> **YOUR TASK**: Show all lines holding the string "reasons".

> **DATA IN THIS EXERCISE**:
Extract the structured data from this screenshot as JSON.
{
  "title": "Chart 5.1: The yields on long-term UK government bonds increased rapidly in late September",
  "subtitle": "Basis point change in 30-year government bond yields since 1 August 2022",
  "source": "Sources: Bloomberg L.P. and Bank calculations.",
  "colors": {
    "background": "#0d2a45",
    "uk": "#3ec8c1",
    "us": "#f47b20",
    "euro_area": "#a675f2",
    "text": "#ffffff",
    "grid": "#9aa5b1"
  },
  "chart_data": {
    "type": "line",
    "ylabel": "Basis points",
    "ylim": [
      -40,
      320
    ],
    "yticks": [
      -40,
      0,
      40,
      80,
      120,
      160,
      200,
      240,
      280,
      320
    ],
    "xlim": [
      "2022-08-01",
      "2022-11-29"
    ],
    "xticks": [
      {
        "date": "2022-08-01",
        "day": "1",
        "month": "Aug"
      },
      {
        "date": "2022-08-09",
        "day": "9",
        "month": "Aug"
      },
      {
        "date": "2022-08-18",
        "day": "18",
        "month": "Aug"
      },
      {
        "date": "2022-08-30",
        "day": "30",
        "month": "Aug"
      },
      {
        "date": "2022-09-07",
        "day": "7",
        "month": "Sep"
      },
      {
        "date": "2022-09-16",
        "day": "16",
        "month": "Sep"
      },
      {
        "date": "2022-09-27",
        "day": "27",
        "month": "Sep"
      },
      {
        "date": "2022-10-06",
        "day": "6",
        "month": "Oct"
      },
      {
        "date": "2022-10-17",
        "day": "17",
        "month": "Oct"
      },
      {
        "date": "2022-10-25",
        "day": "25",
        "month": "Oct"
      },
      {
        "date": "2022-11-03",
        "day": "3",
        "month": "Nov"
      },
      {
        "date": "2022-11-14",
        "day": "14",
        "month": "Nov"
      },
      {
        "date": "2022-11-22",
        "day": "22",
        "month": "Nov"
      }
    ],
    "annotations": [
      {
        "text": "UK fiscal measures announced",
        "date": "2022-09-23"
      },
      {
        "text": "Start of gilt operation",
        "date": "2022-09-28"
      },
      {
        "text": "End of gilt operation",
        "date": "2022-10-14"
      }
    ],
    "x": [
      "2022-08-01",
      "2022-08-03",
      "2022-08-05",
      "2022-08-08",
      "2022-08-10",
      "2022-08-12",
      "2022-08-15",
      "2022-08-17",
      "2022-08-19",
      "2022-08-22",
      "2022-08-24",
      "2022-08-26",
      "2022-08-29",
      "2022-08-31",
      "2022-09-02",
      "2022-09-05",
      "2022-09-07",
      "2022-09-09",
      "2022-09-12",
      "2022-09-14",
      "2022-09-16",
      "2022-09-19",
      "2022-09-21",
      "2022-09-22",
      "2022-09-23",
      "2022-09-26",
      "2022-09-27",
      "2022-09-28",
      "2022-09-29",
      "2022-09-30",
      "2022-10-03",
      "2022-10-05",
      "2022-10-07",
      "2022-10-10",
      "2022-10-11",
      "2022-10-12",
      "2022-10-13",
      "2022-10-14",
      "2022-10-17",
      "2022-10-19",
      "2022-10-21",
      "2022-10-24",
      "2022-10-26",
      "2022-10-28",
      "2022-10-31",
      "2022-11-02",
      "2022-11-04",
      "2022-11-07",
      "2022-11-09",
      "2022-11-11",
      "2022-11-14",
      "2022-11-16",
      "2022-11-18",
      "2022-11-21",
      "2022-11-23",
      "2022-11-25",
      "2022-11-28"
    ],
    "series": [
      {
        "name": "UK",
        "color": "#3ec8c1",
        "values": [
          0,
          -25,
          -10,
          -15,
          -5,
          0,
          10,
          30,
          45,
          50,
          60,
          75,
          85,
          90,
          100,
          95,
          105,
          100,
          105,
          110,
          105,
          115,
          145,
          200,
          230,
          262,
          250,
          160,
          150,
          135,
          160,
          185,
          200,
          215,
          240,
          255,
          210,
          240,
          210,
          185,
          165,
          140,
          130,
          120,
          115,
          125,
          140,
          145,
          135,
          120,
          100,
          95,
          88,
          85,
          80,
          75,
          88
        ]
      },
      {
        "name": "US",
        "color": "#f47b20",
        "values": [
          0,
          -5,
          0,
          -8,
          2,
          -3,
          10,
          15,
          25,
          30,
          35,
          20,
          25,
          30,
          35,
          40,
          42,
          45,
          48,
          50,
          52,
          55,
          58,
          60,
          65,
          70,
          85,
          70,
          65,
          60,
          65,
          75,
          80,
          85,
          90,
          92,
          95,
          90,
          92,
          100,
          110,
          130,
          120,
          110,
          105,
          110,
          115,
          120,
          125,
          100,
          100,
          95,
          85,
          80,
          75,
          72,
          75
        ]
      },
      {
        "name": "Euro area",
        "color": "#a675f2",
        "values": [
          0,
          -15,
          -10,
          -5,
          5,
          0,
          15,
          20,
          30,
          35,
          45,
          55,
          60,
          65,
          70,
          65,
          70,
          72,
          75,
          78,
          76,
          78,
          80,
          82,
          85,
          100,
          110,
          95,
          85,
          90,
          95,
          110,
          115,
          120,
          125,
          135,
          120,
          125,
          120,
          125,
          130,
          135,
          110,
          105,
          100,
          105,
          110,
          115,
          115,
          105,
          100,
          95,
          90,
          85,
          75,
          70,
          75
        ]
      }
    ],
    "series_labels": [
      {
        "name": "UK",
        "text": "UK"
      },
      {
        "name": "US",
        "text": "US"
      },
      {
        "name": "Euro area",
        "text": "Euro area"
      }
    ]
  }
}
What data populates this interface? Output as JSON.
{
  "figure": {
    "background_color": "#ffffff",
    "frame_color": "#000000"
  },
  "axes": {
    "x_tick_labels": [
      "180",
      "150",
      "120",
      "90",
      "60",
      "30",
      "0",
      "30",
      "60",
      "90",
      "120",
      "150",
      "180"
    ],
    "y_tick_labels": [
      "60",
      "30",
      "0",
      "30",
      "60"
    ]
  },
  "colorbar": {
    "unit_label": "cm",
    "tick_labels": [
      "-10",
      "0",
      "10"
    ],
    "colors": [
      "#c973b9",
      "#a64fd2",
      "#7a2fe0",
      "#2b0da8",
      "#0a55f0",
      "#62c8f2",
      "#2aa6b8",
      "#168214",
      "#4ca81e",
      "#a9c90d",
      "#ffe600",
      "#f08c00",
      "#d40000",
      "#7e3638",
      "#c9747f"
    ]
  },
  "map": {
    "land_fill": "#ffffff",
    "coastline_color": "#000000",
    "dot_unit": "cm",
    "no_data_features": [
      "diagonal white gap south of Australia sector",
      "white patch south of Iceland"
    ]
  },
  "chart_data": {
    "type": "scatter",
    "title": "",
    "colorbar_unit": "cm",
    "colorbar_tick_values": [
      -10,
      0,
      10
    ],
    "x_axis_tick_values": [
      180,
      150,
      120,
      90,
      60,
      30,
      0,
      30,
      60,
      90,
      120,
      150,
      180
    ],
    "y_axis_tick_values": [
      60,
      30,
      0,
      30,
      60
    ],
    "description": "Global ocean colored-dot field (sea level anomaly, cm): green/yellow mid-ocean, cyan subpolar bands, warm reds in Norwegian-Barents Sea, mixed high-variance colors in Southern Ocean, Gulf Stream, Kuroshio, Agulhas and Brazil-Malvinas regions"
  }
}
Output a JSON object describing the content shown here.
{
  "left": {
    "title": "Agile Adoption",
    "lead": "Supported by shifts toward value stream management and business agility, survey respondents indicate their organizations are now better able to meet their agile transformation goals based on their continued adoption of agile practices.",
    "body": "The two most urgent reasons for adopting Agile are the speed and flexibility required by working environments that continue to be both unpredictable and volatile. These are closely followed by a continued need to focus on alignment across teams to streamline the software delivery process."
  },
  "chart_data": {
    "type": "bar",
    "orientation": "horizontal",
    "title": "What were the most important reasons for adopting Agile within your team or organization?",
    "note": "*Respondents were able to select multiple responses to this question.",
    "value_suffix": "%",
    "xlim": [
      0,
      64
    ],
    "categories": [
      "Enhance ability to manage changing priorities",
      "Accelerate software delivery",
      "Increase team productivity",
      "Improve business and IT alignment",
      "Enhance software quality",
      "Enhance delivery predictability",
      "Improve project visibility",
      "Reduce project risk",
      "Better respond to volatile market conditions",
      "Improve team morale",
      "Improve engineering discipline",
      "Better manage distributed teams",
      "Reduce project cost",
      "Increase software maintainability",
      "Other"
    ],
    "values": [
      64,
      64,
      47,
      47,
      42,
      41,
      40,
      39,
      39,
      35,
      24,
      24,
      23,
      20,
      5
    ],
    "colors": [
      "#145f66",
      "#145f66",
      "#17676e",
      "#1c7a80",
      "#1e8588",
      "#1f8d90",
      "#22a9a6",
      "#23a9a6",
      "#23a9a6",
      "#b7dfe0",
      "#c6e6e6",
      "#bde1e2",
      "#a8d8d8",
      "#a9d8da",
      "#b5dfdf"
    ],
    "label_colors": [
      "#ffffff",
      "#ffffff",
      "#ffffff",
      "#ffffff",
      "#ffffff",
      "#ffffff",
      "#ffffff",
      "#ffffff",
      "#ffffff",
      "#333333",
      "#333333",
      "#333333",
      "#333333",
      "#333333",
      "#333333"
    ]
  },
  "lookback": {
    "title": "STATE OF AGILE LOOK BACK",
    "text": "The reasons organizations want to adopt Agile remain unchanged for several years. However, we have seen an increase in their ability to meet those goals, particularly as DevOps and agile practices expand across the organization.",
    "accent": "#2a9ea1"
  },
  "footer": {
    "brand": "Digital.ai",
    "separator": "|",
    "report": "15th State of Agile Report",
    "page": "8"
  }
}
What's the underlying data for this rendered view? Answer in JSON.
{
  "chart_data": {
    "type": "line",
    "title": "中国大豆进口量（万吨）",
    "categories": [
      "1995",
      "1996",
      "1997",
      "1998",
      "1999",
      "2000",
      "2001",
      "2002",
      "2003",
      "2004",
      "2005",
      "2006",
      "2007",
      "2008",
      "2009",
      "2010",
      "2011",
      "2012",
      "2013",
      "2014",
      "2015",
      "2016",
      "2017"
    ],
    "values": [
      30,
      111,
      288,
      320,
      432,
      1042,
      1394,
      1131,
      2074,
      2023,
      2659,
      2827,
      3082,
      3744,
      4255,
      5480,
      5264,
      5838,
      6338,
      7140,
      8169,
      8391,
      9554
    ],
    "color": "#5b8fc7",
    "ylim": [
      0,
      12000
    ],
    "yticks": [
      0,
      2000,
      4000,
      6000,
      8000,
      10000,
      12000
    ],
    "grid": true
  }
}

> **COMPLETE RESPONSE**:
    "body": "The two most urgent reasons for adopting Agile are the speed and flexibility required by working environments that continue to be both unpredictable and volatile. These are closely followed by a continued need to focus on alignment across teams to streamline the software delivery process."
    "title": "What were the most important reasons for adopting Agile within your team or organization?",
    "text": "The reasons organizations want to adopt Agile remain unchanged for several years. However, we have seen an increase in their ability to meet those goals, particularly as DevOps and agile practices expand across the organization.",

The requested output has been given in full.